• Given problem: Count the lines below that contain the word "note", and reply with only that number.

Dataset records
____________

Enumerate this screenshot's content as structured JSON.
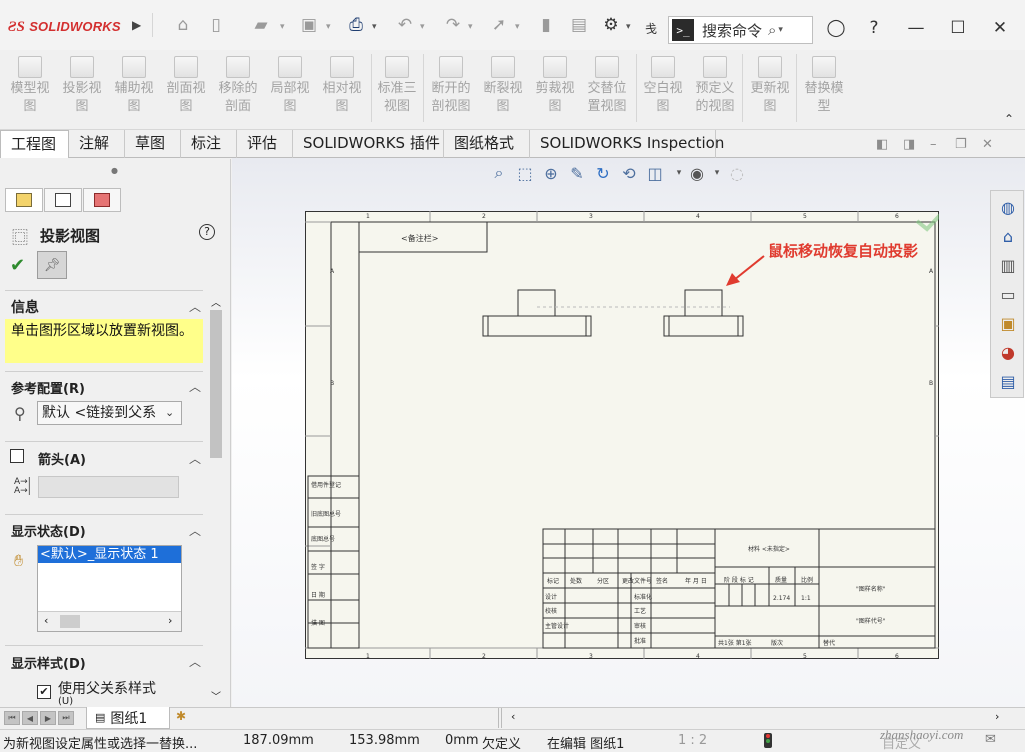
{
  "app": {
    "brand": "SOLIDWORKS",
    "search_placeholder": "搜索命令",
    "truncated_menu": "戋"
  },
  "ribbon": [
    {
      "label": "模型视\n图"
    },
    {
      "label": "投影视\n图"
    },
    {
      "label": "辅助视\n图"
    },
    {
      "label": "剖面视\n图"
    },
    {
      "label": "移除的\n剖面"
    },
    {
      "label": "局部视\n图"
    },
    {
      "label": "相对视\n图"
    },
    {
      "label": "标准三\n视图"
    },
    {
      "label": "断开的\n剖视图"
    },
    {
      "label": "断裂视\n图"
    },
    {
      "label": "剪裁视\n图"
    },
    {
      "label": "交替位\n置视图"
    },
    {
      "label": "空白视\n图"
    },
    {
      "label": "预定义\n的视图"
    },
    {
      "label": "更新视\n图"
    },
    {
      "label": "替换模\n型"
    }
  ],
  "tabs": [
    {
      "label": "工程图",
      "active": true
    },
    {
      "label": "注解"
    },
    {
      "label": "草图"
    },
    {
      "label": "标注"
    },
    {
      "label": "评估"
    },
    {
      "label": "SOLIDWORKS 插件"
    },
    {
      "label": "图纸格式"
    },
    {
      "label": "SOLIDWORKS Inspection"
    }
  ],
  "property_manager": {
    "title": "投影视图",
    "info_title": "信息",
    "info_text": "单击图形区域以放置新视图。",
    "ref_config_title": "参考配置(R)",
    "ref_config_value": "默认 <链接到父系",
    "arrow_title": "箭头(A)",
    "display_state_title": "显示状态(D)",
    "display_state_item": "<默认>_显示状态 1",
    "display_style_title": "显示样式(D)",
    "use_parent_style": "使用父关系样式",
    "use_parent_style_suffix": "(U)"
  },
  "annotation": "鼠标移动恢复自动投影",
  "sheet": {
    "title_box": "<备注栏>",
    "rows": [
      "A",
      "B"
    ],
    "cols": [
      "1",
      "2",
      "3",
      "4",
      "5",
      "6"
    ],
    "left_labels": [
      "借用件登记",
      "旧底图总号",
      "底图总号",
      "签  字",
      "日  期",
      "描  图"
    ],
    "material": "材料 <未指定>",
    "stage_label": "阶 段 标 记",
    "weight_label": "质量",
    "scale_label": "比例",
    "weight_value": "2.174",
    "scale_value": "1:1",
    "name_label": "\"图样名称\"",
    "code_label": "\"图样代号\"",
    "sheet_count": "共1张   第1张",
    "edition": "版次",
    "alt": "替代",
    "headers": [
      "标记",
      "处数",
      "分区",
      "更改文件号",
      "签名",
      "年 月 日"
    ],
    "roles": [
      "设计",
      "校核",
      "主管设计"
    ],
    "roles2": [
      "标准化",
      "工艺",
      "审核",
      "批准"
    ]
  },
  "sheet_tab": "图纸1",
  "status": {
    "message": "为新视图设定属性或选择一替换...",
    "x": "187.09mm",
    "y": "153.98mm",
    "z": "0mm",
    "define": "欠定义",
    "editing": "在编辑 图纸1",
    "scale": "1 : 2",
    "custom": "自定义"
  },
  "watermark": "zhanshaoyi.com",
  "colors": {
    "accent": "#1e6fd9",
    "annotation": "#e03b2f",
    "info_bg": "#ffff8a",
    "logo": "#d32f2f"
  }
}
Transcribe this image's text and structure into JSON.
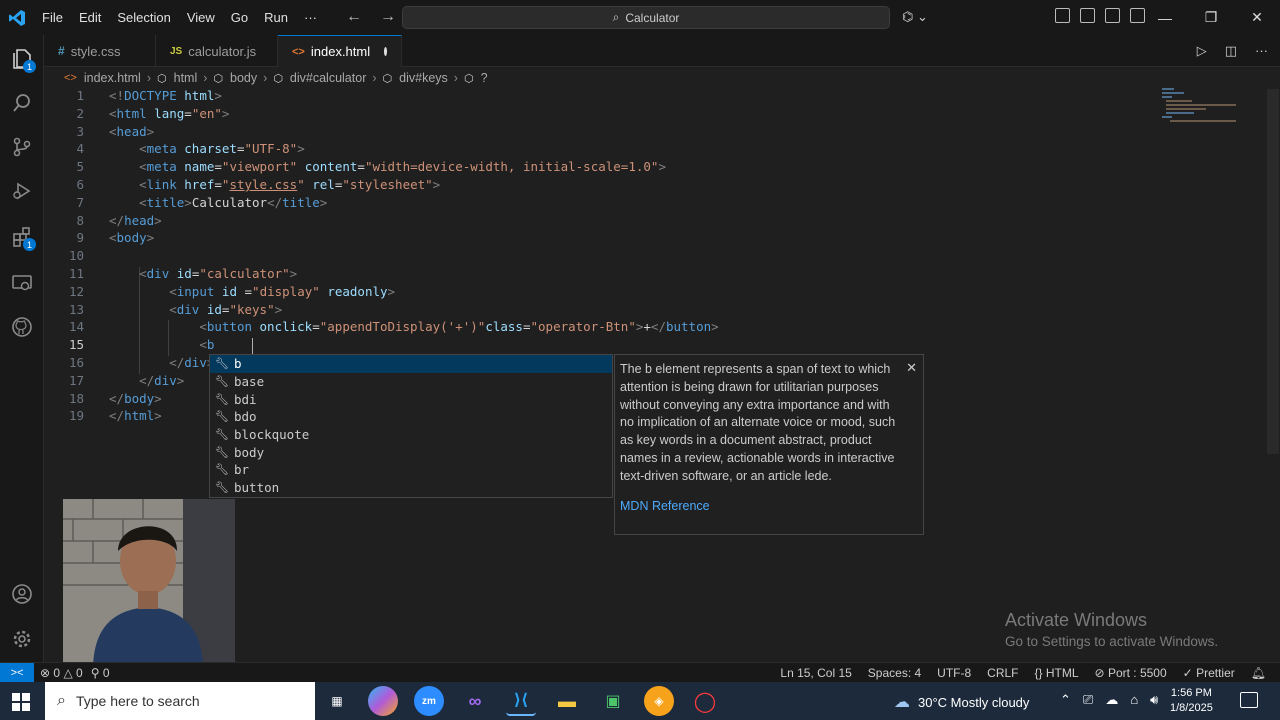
{
  "titlebar": {
    "menu": [
      "File",
      "Edit",
      "Selection",
      "View",
      "Go",
      "Run",
      "···"
    ],
    "search_text": "Calculator"
  },
  "tabs": [
    {
      "icon": "#",
      "label": "style.css",
      "active": false,
      "icon_color": "#519aba"
    },
    {
      "icon": "JS",
      "label": "calculator.js",
      "active": false,
      "icon_color": "#cbcb41"
    },
    {
      "icon": "<>",
      "label": "index.html",
      "active": true,
      "icon_color": "#e37933"
    }
  ],
  "breadcrumb": [
    "index.html",
    "html",
    "body",
    "div#calculator",
    "div#keys",
    "?"
  ],
  "code": [
    {
      "n": "1",
      "html": "<span class='br'>&lt;!</span><span class='t'>DOCTYPE</span> <span class='a'>html</span><span class='br'>&gt;</span>"
    },
    {
      "n": "2",
      "html": "<span class='br'>&lt;</span><span class='t'>html</span> <span class='a'>lang</span><span class='x'>=</span><span class='s'>\"en\"</span><span class='br'>&gt;</span>"
    },
    {
      "n": "3",
      "html": "<span class='br'>&lt;</span><span class='t'>head</span><span class='br'>&gt;</span>"
    },
    {
      "n": "4",
      "html": "    <span class='br'>&lt;</span><span class='t'>meta</span> <span class='a'>charset</span><span class='x'>=</span><span class='s'>\"UTF-8\"</span><span class='br'>&gt;</span>"
    },
    {
      "n": "5",
      "html": "    <span class='br'>&lt;</span><span class='t'>meta</span> <span class='a'>name</span><span class='x'>=</span><span class='s'>\"viewport\"</span> <span class='a'>content</span><span class='x'>=</span><span class='s'>\"width=device-width, initial-scale=1.0\"</span><span class='br'>&gt;</span>"
    },
    {
      "n": "6",
      "html": "    <span class='br'>&lt;</span><span class='t'>link</span> <span class='a'>href</span><span class='x'>=</span><span class='s'>\"<u>style.css</u>\"</span> <span class='a'>rel</span><span class='x'>=</span><span class='s'>\"stylesheet\"</span><span class='br'>&gt;</span>"
    },
    {
      "n": "7",
      "html": "    <span class='br'>&lt;</span><span class='t'>title</span><span class='br'>&gt;</span><span class='x'>Calculator</span><span class='br'>&lt;/</span><span class='t'>title</span><span class='br'>&gt;</span>"
    },
    {
      "n": "8",
      "html": "<span class='br'>&lt;/</span><span class='t'>head</span><span class='br'>&gt;</span>"
    },
    {
      "n": "9",
      "html": "<span class='br'>&lt;</span><span class='t'>body</span><span class='br'>&gt;</span>"
    },
    {
      "n": "10",
      "html": ""
    },
    {
      "n": "11",
      "html": "    <span class='br'>&lt;</span><span class='t'>div</span> <span class='a'>id</span><span class='x'>=</span><span class='s'>\"calculator\"</span><span class='br'>&gt;</span>"
    },
    {
      "n": "12",
      "html": "        <span class='br'>&lt;</span><span class='t'>input</span> <span class='a'>id</span> <span class='x'>=</span><span class='s'>\"display\"</span> <span class='a'>readonly</span><span class='br'>&gt;</span>"
    },
    {
      "n": "13",
      "html": "        <span class='br'>&lt;</span><span class='t'>div</span> <span class='a'>id</span><span class='x'>=</span><span class='s'>\"keys\"</span><span class='br'>&gt;</span>"
    },
    {
      "n": "14",
      "html": "            <span class='br'>&lt;</span><span class='t'>button</span> <span class='a'>onclick</span><span class='x'>=</span><span class='s'>\"appendToDisplay('+')\"</span><span class='a'>class</span><span class='x'>=</span><span class='s'>\"operator-Btn\"</span><span class='br'>&gt;</span><span class='x'>+</span><span class='br'>&lt;/</span><span class='t'>button</span><span class='br'>&gt;</span>"
    },
    {
      "n": "15",
      "html": "            <span class='br'>&lt;</span><span class='t'>b</span>"
    },
    {
      "n": "16",
      "html": "        <span class='br'>&lt;/</span><span class='t'>div</span><span class='br'>&gt;</span>"
    },
    {
      "n": "17",
      "html": "    <span class='br'>&lt;/</span><span class='t'>div</span><span class='br'>&gt;</span>"
    },
    {
      "n": "18",
      "html": "<span class='br'>&lt;/</span><span class='t'>body</span><span class='br'>&gt;</span>"
    },
    {
      "n": "19",
      "html": "<span class='br'>&lt;/</span><span class='t'>html</span><span class='br'>&gt;</span>"
    }
  ],
  "current_line": "15",
  "suggestions": [
    "b",
    "base",
    "bdi",
    "bdo",
    "blockquote",
    "body",
    "br",
    "button"
  ],
  "docs": {
    "text": "The b element represents a span of text to which attention is being drawn for utilitarian purposes without conveying any extra importance and with no implication of an alternate voice or mood, such as key words in a document abstract, product names in a review, actionable words in interactive text-driven software, or an article lede.",
    "link": "MDN Reference"
  },
  "activate": {
    "title": "Activate Windows",
    "subtitle": "Go to Settings to activate Windows."
  },
  "status": {
    "errors": "0",
    "warnings": "0",
    "ports": "0",
    "position": "Ln 15, Col 15",
    "spaces": "Spaces: 4",
    "encoding": "UTF-8",
    "eol": "CRLF",
    "language": "HTML",
    "port": "Port : 5500",
    "prettier": "Prettier"
  },
  "taskbar": {
    "search_placeholder": "Type here to search",
    "weather": "30°C  Mostly cloudy",
    "time": "1:56 PM",
    "date": "1/8/2025"
  },
  "colors": {
    "accent": "#0078d4",
    "taskbar": "#1c2a3c"
  }
}
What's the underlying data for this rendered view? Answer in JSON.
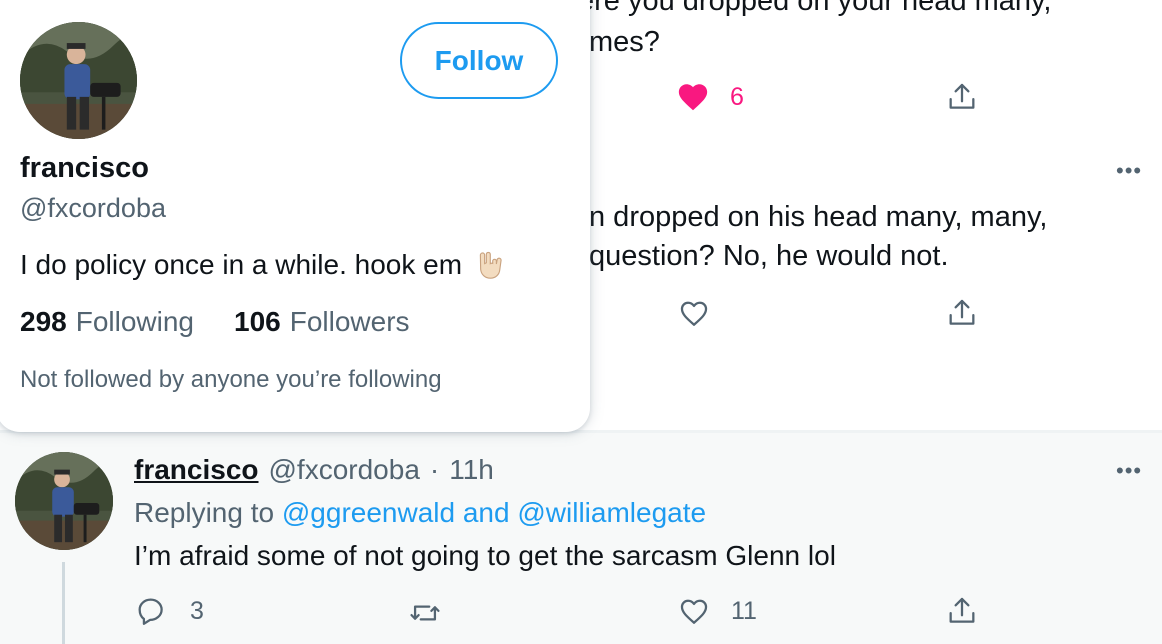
{
  "timeline": {
    "tweet1": {
      "text_line1": "ere you dropped on your head many,",
      "text_line2": "mes?",
      "like_count": "6"
    },
    "tweet2": {
      "text_line1": "n dropped on his head many, many,",
      "text_line2": "question? No, he would not."
    },
    "tweet3": {
      "display_name": "francisco",
      "handle": "@fxcordoba",
      "separator": "·",
      "time": "11h",
      "replying_prefix": "Replying to",
      "reply_user1": "@ggreenwald",
      "reply_and": "and",
      "reply_user2": "@williamlegate",
      "text": "I’m afraid some of not going to get the sarcasm Glenn lol",
      "reply_count": "3",
      "like_count": "11"
    }
  },
  "hover_card": {
    "follow_label": "Follow",
    "display_name": "francisco",
    "handle": "@fxcordoba",
    "bio": "I do policy once in a while. hook em",
    "following_count": "298",
    "following_label": "Following",
    "followers_count": "106",
    "followers_label": "Followers",
    "note": "Not followed by anyone you’re following"
  },
  "icons": {
    "more": "more-icon",
    "heart": "heart-icon",
    "share": "share-icon",
    "reply": "reply-icon",
    "retweet": "retweet-icon",
    "rock_hand": "rock-hand-emoji"
  },
  "colors": {
    "accent": "#1d9bf0",
    "like_active": "#f91880",
    "secondary_text": "#536471"
  }
}
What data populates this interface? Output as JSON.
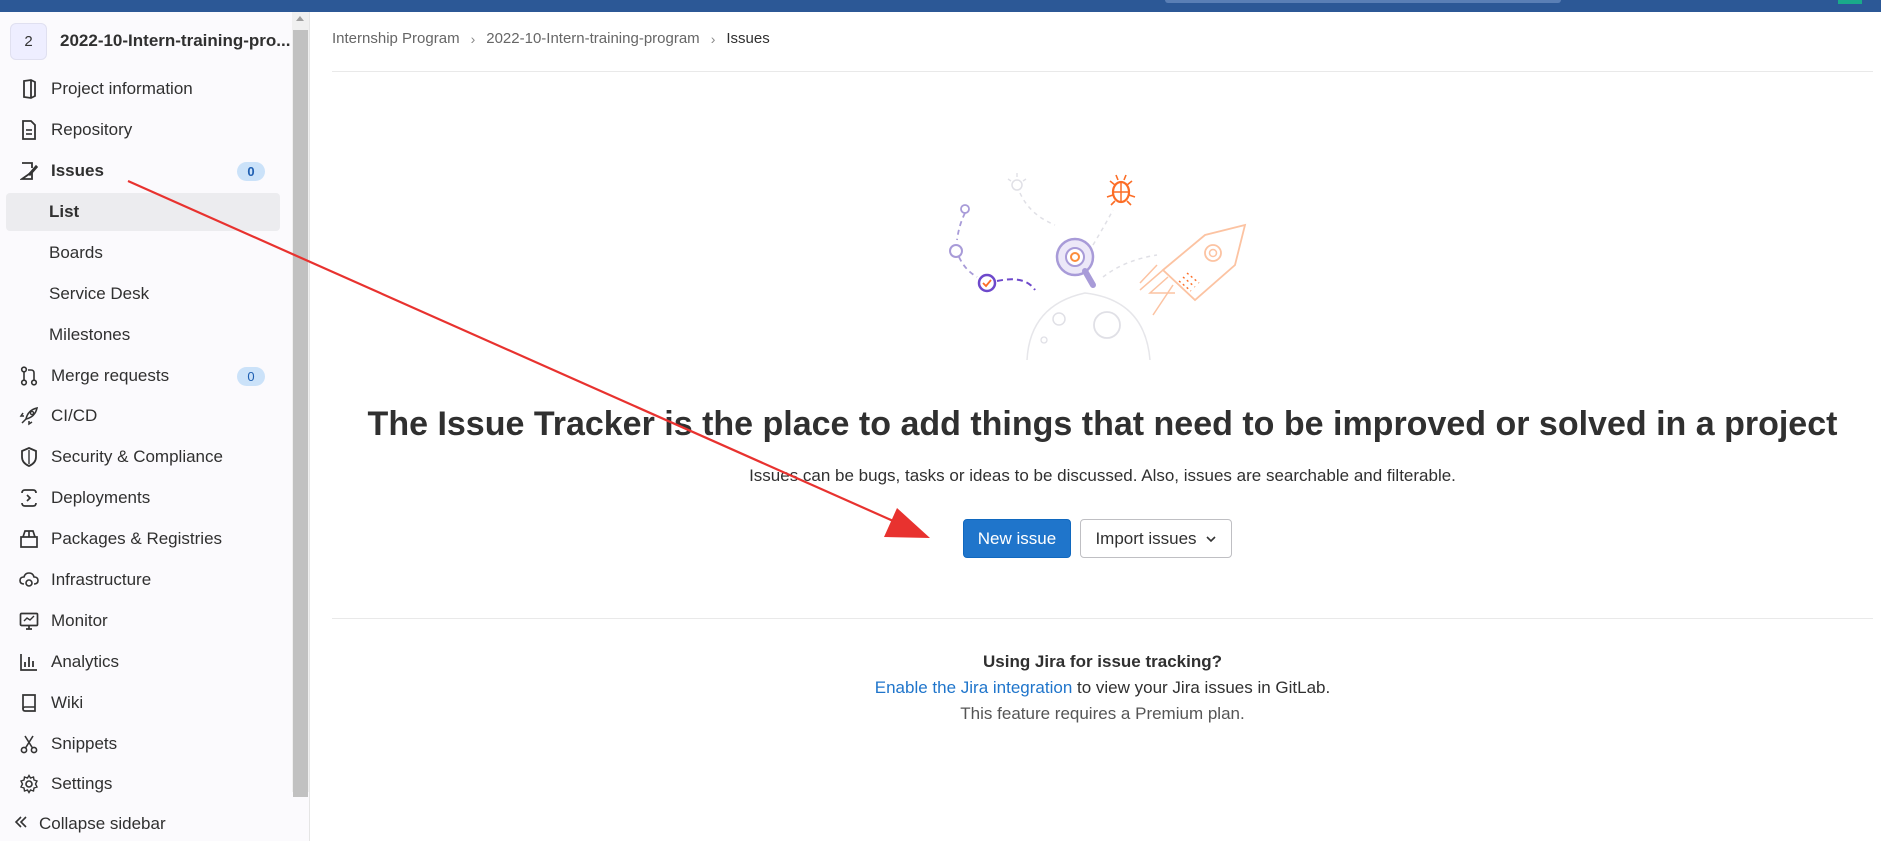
{
  "colors": {
    "topbar": "#2c5896",
    "primary": "#1f75cb",
    "link": "#1f75cb",
    "badge_bg": "#cbe2f9",
    "annotation_arrow": "#e8322f"
  },
  "sidebar": {
    "project_avatar": "2",
    "project_name": "2022-10-Intern-training-pro...",
    "items": [
      {
        "label": "Project information",
        "icon": "project-info-icon"
      },
      {
        "label": "Repository",
        "icon": "document-icon"
      },
      {
        "label": "Issues",
        "icon": "issues-icon",
        "badge": "0"
      },
      {
        "label": "List"
      },
      {
        "label": "Boards"
      },
      {
        "label": "Service Desk"
      },
      {
        "label": "Milestones"
      },
      {
        "label": "Merge requests",
        "icon": "merge-request-icon",
        "badge": "0"
      },
      {
        "label": "CI/CD",
        "icon": "rocket-icon"
      },
      {
        "label": "Security & Compliance",
        "icon": "shield-icon"
      },
      {
        "label": "Deployments",
        "icon": "deployments-icon"
      },
      {
        "label": "Packages & Registries",
        "icon": "package-icon"
      },
      {
        "label": "Infrastructure",
        "icon": "cloud-gear-icon"
      },
      {
        "label": "Monitor",
        "icon": "monitor-icon"
      },
      {
        "label": "Analytics",
        "icon": "chart-icon"
      },
      {
        "label": "Wiki",
        "icon": "book-icon"
      },
      {
        "label": "Snippets",
        "icon": "scissors-icon"
      },
      {
        "label": "Settings",
        "icon": "gear-icon"
      }
    ],
    "collapse_label": "Collapse sidebar"
  },
  "breadcrumb": {
    "items": [
      "Internship Program",
      "2022-10-Intern-training-program",
      "Issues"
    ]
  },
  "empty_state": {
    "title": "The Issue Tracker is the place to add things that need to be improved or solved in a project",
    "description": "Issues can be bugs, tasks or ideas to be discussed. Also, issues are searchable and filterable.",
    "new_issue_label": "New issue",
    "import_issues_label": "Import issues"
  },
  "jira": {
    "title": "Using Jira for issue tracking?",
    "link_text": "Enable the Jira integration",
    "line_suffix": " to view your Jira issues in GitLab.",
    "note": "This feature requires a Premium plan."
  }
}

____________

• Written answer: 2